**THE TASK:** Reproduce the data word for word, from the line that contains "Give me the" through the line that contains "disclaimer: Результаты относятся", including both of those lines. Leave the pictures out of your answer.

**DATA FOR THE TASK:**
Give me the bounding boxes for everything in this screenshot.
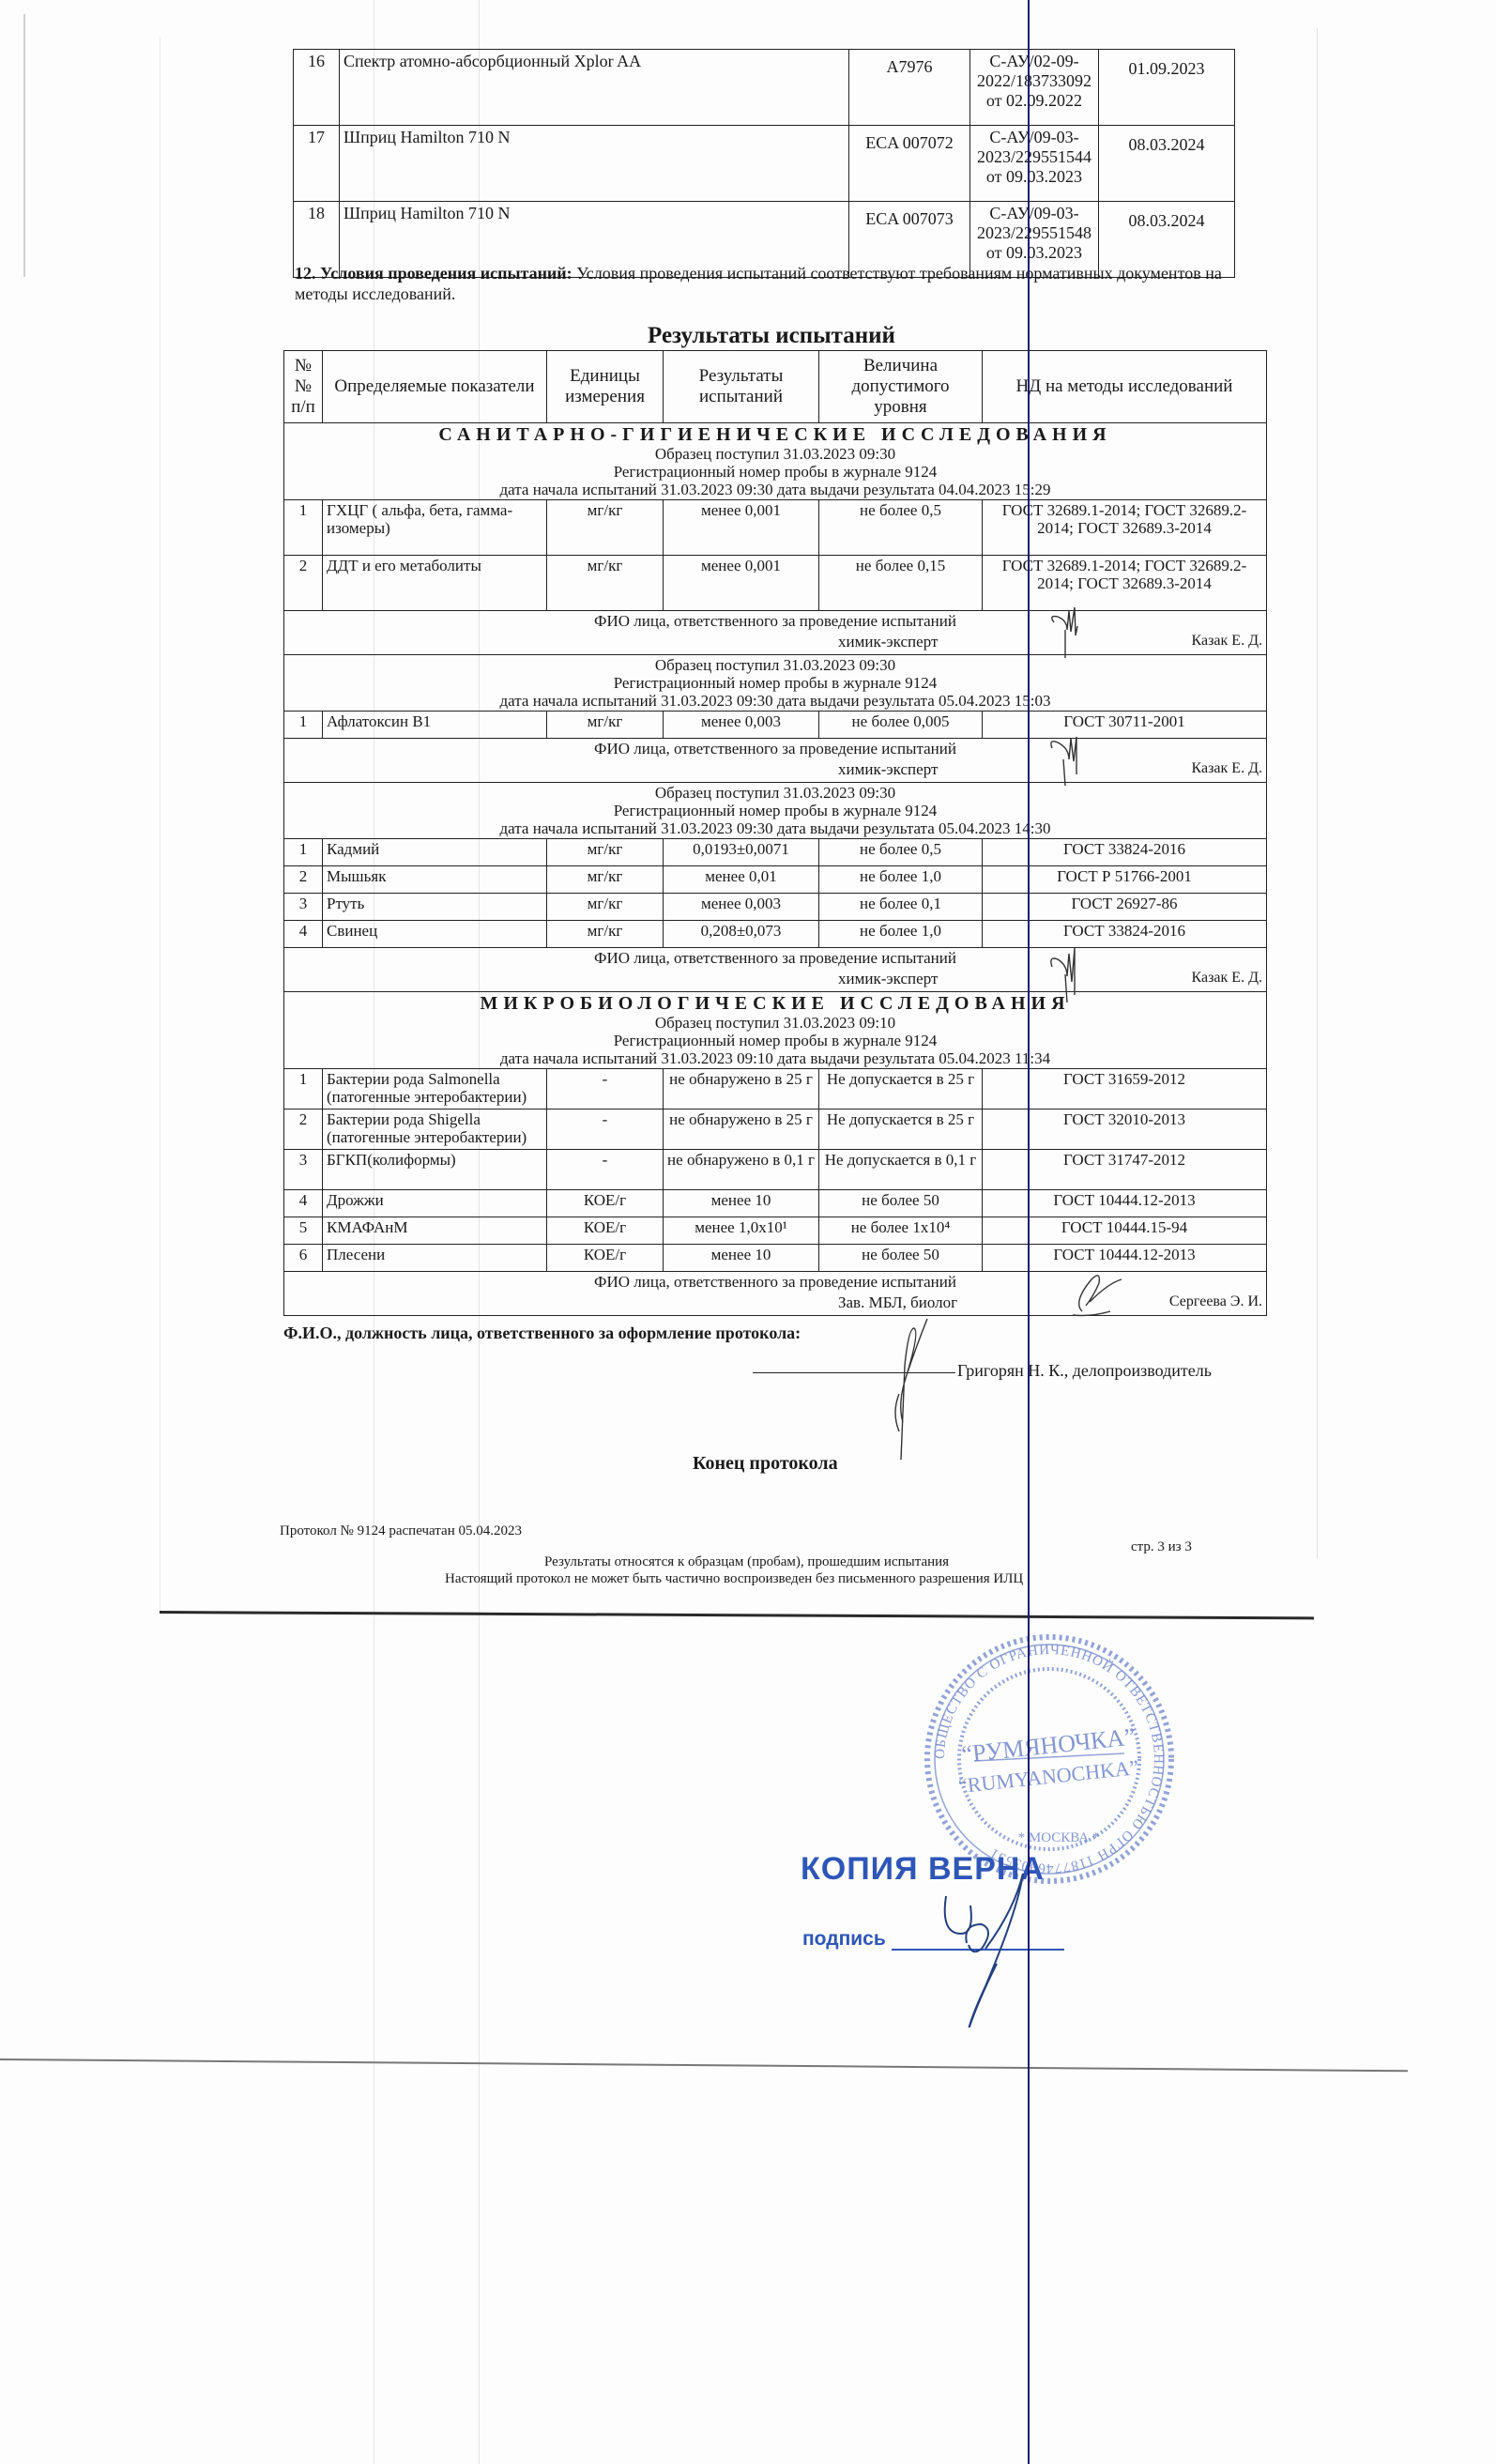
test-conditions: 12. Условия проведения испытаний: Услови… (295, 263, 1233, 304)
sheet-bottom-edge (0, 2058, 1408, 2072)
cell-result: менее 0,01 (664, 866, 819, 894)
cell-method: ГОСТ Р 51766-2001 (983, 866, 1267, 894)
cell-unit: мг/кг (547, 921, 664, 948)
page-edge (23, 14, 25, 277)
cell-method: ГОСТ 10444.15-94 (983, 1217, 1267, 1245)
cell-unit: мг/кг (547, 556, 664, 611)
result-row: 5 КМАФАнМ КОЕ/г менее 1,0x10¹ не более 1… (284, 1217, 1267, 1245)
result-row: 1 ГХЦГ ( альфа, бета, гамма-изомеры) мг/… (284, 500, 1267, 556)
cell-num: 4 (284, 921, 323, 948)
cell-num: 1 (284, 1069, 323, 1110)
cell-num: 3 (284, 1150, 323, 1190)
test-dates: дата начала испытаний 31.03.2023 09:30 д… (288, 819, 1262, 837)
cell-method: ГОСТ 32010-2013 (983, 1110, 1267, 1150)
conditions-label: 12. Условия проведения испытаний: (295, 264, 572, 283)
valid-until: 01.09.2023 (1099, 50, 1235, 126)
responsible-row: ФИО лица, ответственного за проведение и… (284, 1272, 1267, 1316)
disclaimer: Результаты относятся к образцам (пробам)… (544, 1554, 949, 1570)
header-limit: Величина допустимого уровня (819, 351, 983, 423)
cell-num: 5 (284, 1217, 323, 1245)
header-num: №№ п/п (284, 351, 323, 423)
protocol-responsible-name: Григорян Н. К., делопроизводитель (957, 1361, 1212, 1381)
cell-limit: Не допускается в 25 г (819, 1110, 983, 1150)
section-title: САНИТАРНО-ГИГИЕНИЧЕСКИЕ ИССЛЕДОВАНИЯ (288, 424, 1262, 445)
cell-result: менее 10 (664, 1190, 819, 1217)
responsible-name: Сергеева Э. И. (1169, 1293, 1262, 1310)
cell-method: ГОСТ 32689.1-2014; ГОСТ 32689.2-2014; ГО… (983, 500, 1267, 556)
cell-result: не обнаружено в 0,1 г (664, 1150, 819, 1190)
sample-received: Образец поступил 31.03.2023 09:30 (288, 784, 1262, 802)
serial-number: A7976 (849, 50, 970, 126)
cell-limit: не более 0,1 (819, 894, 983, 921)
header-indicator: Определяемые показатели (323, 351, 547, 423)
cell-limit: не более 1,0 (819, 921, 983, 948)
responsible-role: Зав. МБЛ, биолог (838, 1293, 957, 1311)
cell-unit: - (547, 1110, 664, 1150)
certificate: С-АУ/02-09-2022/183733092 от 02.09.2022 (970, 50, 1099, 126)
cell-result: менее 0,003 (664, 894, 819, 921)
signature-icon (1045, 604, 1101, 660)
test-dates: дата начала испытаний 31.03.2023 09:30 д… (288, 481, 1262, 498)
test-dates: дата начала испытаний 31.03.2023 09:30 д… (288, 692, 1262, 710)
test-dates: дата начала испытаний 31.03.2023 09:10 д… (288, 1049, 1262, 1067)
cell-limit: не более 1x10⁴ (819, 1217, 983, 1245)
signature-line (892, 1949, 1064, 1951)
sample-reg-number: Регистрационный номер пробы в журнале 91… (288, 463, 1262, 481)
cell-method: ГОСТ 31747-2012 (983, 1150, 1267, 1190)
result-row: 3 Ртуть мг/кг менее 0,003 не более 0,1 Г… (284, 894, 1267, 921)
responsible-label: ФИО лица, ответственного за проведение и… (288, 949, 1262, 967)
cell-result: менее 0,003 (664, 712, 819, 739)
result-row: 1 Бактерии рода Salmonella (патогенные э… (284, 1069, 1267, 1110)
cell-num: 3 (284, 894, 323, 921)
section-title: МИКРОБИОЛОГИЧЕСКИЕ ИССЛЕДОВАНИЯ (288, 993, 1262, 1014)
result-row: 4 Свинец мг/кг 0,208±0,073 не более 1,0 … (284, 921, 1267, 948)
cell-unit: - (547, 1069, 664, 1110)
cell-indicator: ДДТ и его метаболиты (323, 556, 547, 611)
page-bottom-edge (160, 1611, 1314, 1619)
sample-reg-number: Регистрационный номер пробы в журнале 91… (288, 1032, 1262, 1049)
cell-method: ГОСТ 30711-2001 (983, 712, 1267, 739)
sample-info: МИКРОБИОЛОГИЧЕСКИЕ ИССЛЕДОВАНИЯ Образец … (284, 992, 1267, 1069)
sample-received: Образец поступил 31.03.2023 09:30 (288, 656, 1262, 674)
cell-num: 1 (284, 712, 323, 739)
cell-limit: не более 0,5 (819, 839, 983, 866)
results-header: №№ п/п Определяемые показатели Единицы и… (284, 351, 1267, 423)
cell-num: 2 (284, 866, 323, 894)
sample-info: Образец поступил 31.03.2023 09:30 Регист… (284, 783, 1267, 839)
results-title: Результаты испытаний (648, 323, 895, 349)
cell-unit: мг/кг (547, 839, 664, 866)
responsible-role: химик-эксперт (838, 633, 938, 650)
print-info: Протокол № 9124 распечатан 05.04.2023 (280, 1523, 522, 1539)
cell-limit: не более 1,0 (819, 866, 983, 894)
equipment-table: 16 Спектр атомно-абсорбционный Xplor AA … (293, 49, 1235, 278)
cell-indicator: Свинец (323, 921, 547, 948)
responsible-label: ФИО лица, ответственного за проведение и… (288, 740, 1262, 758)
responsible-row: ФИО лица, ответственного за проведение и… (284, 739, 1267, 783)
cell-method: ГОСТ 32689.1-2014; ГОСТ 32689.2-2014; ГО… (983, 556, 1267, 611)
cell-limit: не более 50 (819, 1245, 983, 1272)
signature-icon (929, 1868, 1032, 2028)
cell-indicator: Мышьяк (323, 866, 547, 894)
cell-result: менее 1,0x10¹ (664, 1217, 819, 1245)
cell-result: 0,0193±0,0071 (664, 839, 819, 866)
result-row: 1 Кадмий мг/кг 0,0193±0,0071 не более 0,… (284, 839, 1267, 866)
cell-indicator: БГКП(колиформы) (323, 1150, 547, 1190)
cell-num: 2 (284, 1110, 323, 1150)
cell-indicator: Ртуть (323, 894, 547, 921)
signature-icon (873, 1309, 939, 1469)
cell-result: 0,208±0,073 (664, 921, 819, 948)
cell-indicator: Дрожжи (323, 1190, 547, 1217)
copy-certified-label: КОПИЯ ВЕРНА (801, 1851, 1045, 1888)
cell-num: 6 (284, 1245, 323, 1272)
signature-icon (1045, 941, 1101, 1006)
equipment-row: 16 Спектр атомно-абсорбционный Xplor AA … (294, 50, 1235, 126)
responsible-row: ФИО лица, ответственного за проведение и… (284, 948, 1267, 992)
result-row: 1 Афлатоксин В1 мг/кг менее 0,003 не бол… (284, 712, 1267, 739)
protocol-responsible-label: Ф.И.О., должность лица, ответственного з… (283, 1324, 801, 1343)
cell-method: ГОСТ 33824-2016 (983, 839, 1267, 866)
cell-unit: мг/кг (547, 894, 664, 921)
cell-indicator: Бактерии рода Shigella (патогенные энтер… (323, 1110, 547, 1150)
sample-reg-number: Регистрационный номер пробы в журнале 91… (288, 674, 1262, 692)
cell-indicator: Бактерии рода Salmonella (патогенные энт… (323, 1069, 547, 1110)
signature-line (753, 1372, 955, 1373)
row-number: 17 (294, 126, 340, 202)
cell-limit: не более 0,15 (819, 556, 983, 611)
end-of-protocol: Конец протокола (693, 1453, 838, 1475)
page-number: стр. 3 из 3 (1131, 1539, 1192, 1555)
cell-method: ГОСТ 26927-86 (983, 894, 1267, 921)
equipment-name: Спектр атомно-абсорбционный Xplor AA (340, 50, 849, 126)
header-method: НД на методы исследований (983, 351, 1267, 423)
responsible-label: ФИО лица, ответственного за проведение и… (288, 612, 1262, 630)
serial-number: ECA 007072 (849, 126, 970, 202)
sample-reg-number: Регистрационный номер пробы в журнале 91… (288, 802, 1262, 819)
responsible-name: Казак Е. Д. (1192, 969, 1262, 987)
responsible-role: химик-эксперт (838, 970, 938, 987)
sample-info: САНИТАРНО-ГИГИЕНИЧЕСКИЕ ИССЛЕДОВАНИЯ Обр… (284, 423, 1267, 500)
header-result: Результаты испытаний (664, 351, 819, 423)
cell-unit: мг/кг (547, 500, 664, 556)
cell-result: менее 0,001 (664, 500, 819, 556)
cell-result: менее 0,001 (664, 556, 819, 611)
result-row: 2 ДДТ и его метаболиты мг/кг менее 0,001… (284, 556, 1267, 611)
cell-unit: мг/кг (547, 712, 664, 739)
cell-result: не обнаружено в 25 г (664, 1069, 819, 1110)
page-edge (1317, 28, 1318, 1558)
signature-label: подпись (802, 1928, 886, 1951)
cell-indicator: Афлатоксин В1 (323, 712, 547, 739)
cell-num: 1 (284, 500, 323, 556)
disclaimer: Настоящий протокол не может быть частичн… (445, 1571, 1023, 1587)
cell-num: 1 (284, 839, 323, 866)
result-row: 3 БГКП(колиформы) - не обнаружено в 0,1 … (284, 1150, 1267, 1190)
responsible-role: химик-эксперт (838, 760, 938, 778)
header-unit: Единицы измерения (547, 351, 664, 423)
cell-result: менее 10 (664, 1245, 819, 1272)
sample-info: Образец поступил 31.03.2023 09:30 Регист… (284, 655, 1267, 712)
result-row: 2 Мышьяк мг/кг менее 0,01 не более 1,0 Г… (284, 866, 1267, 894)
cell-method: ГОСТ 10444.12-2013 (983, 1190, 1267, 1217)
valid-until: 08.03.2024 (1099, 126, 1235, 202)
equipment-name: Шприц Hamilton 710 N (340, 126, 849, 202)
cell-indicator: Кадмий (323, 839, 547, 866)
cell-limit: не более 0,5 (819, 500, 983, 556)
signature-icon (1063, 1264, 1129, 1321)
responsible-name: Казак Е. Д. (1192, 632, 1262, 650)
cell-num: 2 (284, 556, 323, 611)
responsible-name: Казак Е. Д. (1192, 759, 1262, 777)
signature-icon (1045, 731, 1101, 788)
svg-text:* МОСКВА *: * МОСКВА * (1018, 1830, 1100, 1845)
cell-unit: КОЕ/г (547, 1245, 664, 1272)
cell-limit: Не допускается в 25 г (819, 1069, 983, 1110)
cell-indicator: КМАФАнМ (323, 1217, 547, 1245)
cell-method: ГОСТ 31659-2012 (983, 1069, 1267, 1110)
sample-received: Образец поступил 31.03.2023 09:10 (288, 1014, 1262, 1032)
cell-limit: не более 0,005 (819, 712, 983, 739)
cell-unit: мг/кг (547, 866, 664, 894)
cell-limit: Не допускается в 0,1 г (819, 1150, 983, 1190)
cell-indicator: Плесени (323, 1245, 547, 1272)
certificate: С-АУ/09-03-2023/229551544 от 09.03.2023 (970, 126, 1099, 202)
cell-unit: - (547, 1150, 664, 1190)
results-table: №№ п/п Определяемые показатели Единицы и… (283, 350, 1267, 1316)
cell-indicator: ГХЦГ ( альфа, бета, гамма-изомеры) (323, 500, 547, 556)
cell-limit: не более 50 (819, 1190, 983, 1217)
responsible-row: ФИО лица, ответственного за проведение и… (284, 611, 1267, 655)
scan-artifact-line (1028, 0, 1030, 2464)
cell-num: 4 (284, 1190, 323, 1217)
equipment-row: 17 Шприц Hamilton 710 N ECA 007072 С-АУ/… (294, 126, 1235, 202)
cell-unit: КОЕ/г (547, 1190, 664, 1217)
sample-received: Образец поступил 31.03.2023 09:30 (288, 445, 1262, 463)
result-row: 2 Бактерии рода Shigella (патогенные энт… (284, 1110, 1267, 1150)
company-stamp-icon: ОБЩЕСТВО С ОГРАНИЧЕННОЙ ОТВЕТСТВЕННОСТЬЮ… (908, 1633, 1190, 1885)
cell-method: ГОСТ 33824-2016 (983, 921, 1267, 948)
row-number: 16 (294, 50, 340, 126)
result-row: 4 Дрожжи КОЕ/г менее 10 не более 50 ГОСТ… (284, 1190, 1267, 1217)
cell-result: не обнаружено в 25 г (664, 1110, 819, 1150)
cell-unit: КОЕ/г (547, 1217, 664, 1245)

* * *

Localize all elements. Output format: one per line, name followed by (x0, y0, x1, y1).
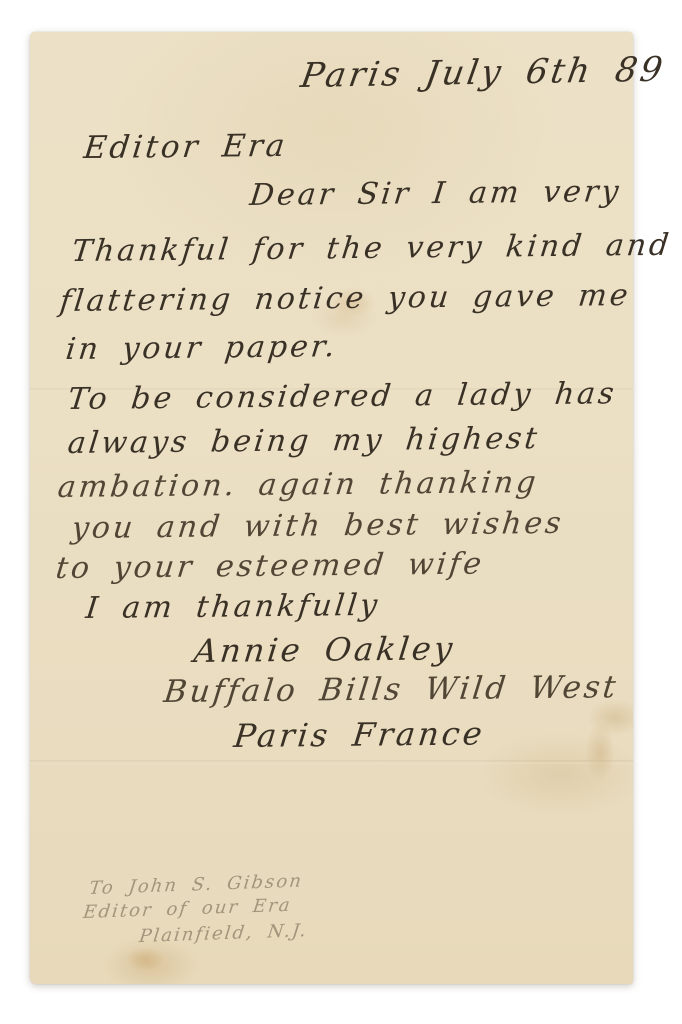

**FULL RESPONSE:**
Give me the bounding boxes for everything in this screenshot.
test-conditions: 12. Условия проведения испытаний: Услови… (295, 263, 1233, 304)
sheet-bottom-edge (0, 2058, 1408, 2072)
cell-result: менее 0,01 (664, 866, 819, 894)
cell-method: ГОСТ Р 51766-2001 (983, 866, 1267, 894)
cell-unit: мг/кг (547, 921, 664, 948)
page-edge (23, 14, 25, 277)
cell-method: ГОСТ 10444.15-94 (983, 1217, 1267, 1245)
cell-unit: мг/кг (547, 556, 664, 611)
result-row: 5 КМАФАнМ КОЕ/г менее 1,0x10¹ не более 1… (284, 1217, 1267, 1245)
result-row: 1 ГХЦГ ( альфа, бета, гамма-изомеры) мг/… (284, 500, 1267, 556)
cell-num: 4 (284, 921, 323, 948)
cell-num: 1 (284, 1069, 323, 1110)
cell-num: 3 (284, 1150, 323, 1190)
test-dates: дата начала испытаний 31.03.2023 09:30 д… (288, 819, 1262, 837)
cell-method: ГОСТ 32010-2013 (983, 1110, 1267, 1150)
conditions-label: 12. Условия проведения испытаний: (295, 264, 572, 283)
valid-until: 01.09.2023 (1099, 50, 1235, 126)
responsible-row: ФИО лица, ответственного за проведение и… (284, 1272, 1267, 1316)
disclaimer: Результаты относятся к образцам (пробам)… (544, 1554, 949, 1570)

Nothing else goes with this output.